Task objective –
Write out each record again exactly as it stands.

Dataset records –
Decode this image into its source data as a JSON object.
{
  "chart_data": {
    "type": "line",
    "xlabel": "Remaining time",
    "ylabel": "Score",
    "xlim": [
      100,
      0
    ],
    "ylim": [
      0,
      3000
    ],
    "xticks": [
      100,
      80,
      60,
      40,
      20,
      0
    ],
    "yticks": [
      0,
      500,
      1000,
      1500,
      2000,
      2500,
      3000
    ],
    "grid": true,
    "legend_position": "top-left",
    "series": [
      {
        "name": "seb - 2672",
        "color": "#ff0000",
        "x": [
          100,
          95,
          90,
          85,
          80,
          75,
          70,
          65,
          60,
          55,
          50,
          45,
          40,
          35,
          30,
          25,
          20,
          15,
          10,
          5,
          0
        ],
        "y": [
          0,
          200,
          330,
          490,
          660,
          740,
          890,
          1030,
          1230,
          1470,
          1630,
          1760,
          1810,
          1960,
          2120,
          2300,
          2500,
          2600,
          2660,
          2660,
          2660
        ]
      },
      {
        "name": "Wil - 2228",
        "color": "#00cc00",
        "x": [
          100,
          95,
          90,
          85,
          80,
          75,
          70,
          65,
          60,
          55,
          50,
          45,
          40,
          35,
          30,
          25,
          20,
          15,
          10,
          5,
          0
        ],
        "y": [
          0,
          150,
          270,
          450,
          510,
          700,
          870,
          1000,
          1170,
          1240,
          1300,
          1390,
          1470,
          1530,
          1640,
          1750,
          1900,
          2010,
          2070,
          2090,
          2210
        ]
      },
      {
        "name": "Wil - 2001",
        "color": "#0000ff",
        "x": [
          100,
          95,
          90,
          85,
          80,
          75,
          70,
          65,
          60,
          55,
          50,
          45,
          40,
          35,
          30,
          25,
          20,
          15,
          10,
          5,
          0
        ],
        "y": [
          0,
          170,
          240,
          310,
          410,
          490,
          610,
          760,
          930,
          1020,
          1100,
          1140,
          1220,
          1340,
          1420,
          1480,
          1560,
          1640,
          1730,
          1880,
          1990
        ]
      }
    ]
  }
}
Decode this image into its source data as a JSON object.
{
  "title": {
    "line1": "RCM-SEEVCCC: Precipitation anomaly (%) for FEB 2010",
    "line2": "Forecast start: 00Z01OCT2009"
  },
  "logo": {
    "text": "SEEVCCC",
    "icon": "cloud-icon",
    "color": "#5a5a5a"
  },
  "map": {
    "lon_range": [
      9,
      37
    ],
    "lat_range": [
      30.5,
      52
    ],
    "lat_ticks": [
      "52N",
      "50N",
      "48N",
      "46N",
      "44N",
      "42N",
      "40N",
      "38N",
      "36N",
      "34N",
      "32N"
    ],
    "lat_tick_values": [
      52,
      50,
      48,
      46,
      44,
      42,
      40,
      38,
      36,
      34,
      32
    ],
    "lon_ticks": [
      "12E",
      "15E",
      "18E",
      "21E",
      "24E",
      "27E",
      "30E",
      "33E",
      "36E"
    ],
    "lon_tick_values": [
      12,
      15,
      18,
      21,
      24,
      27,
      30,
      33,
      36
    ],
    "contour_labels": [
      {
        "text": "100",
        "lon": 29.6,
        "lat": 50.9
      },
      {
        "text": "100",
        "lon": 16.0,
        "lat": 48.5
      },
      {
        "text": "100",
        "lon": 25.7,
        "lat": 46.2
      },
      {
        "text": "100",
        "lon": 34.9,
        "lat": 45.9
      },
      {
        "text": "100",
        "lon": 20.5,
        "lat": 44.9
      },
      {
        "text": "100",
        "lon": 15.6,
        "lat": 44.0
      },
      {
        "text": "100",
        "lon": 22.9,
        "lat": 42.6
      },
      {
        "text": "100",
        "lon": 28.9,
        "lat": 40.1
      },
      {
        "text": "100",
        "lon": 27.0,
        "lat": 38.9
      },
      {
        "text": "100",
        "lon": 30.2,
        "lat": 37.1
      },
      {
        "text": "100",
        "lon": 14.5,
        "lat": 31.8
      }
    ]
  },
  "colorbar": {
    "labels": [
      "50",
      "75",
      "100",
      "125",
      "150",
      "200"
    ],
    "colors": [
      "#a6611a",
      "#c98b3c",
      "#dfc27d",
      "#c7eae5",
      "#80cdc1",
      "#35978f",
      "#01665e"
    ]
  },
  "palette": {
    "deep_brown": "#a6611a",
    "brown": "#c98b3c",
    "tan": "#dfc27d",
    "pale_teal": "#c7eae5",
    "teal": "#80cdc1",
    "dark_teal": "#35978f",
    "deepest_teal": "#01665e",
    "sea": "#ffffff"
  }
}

The completed task –
Decode this image into its source data as a JSON object.
{
  "chart_data": {
    "type": "line",
    "xlabel": "Remaining time",
    "ylabel": "Score",
    "xlim": [
      100,
      0
    ],
    "ylim": [
      0,
      3000
    ],
    "xticks": [
      100,
      80,
      60,
      40,
      20,
      0
    ],
    "yticks": [
      0,
      500,
      1000,
      1500,
      2000,
      2500,
      3000
    ],
    "grid": true,
    "legend_position": "top-left",
    "series": [
      {
        "name": "seb - 2672",
        "color": "#ff0000",
        "x": [
          100,
          95,
          90,
          85,
          80,
          75,
          70,
          65,
          60,
          55,
          50,
          45,
          40,
          35,
          30,
          25,
          20,
          15,
          10,
          5,
          0
        ],
        "y": [
          0,
          200,
          330,
          490,
          660,
          740,
          890,
          1030,
          1230,
          1470,
          1630,
          1760,
          1810,
          1960,
          2120,
          2300,
          2500,
          2600,
          2660,
          2660,
          2660
        ]
      },
      {
        "name": "Wil - 2228",
        "color": "#00cc00",
        "x": [
          100,
          95,
          90,
          85,
          80,
          75,
          70,
          65,
          60,
          55,
          50,
          45,
          40,
          35,
          30,
          25,
          20,
          15,
          10,
          5,
          0
        ],
        "y": [
          0,
          150,
          270,
          450,
          510,
          700,
          870,
          1000,
          1170,
          1240,
          1300,
          1390,
          1470,
          1530,
          1640,
          1750,
          1900,
          2010,
          2070,
          2090,
          2210
        ]
      },
      {
        "name": "Wil - 2001",
        "color": "#0000ff",
        "x": [
          100,
          95,
          90,
          85,
          80,
          75,
          70,
          65,
          60,
          55,
          50,
          45,
          40,
          35,
          30,
          25,
          20,
          15,
          10,
          5,
          0
        ],
        "y": [
          0,
          170,
          240,
          310,
          410,
          490,
          610,
          760,
          930,
          1020,
          1100,
          1140,
          1220,
          1340,
          1420,
          1480,
          1560,
          1640,
          1730,
          1880,
          1990
        ]
      }
    ]
  }
}
Decode this image into its source data as a JSON object.
{
  "title": {
    "line1": "RCM-SEEVCCC: Precipitation anomaly (%) for FEB 2010",
    "line2": "Forecast start: 00Z01OCT2009"
  },
  "logo": {
    "text": "SEEVCCC",
    "icon": "cloud-icon",
    "color": "#5a5a5a"
  },
  "map": {
    "lon_range": [
      9,
      37
    ],
    "lat_range": [
      30.5,
      52
    ],
    "lat_ticks": [
      "52N",
      "50N",
      "48N",
      "46N",
      "44N",
      "42N",
      "40N",
      "38N",
      "36N",
      "34N",
      "32N"
    ],
    "lat_tick_values": [
      52,
      50,
      48,
      46,
      44,
      42,
      40,
      38,
      36,
      34,
      32
    ],
    "lon_ticks": [
      "12E",
      "15E",
      "18E",
      "21E",
      "24E",
      "27E",
      "30E",
      "33E",
      "36E"
    ],
    "lon_tick_values": [
      12,
      15,
      18,
      21,
      24,
      27,
      30,
      33,
      36
    ],
    "contour_labels": [
      {
        "text": "100",
        "lon": 29.6,
        "lat": 50.9
      },
      {
        "text": "100",
        "lon": 16.0,
        "lat": 48.5
      },
      {
        "text": "100",
        "lon": 25.7,
        "lat": 46.2
      },
      {
        "text": "100",
        "lon": 34.9,
        "lat": 45.9
      },
      {
        "text": "100",
        "lon": 20.5,
        "lat": 44.9
      },
      {
        "text": "100",
        "lon": 15.6,
        "lat": 44.0
      },
      {
        "text": "100",
        "lon": 22.9,
        "lat": 42.6
      },
      {
        "text": "100",
        "lon": 28.9,
        "lat": 40.1
      },
      {
        "text": "100",
        "lon": 27.0,
        "lat": 38.9
      },
      {
        "text": "100",
        "lon": 30.2,
        "lat": 37.1
      },
      {
        "text": "100",
        "lon": 14.5,
        "lat": 31.8
      }
    ]
  },
  "colorbar": {
    "labels": [
      "50",
      "75",
      "100",
      "125",
      "150",
      "200"
    ],
    "colors": [
      "#a6611a",
      "#c98b3c",
      "#dfc27d",
      "#c7eae5",
      "#80cdc1",
      "#35978f",
      "#01665e"
    ]
  },
  "palette": {
    "deep_brown": "#a6611a",
    "brown": "#c98b3c",
    "tan": "#dfc27d",
    "pale_teal": "#c7eae5",
    "teal": "#80cdc1",
    "dark_teal": "#35978f",
    "deepest_teal": "#01665e",
    "sea": "#ffffff"
  }
}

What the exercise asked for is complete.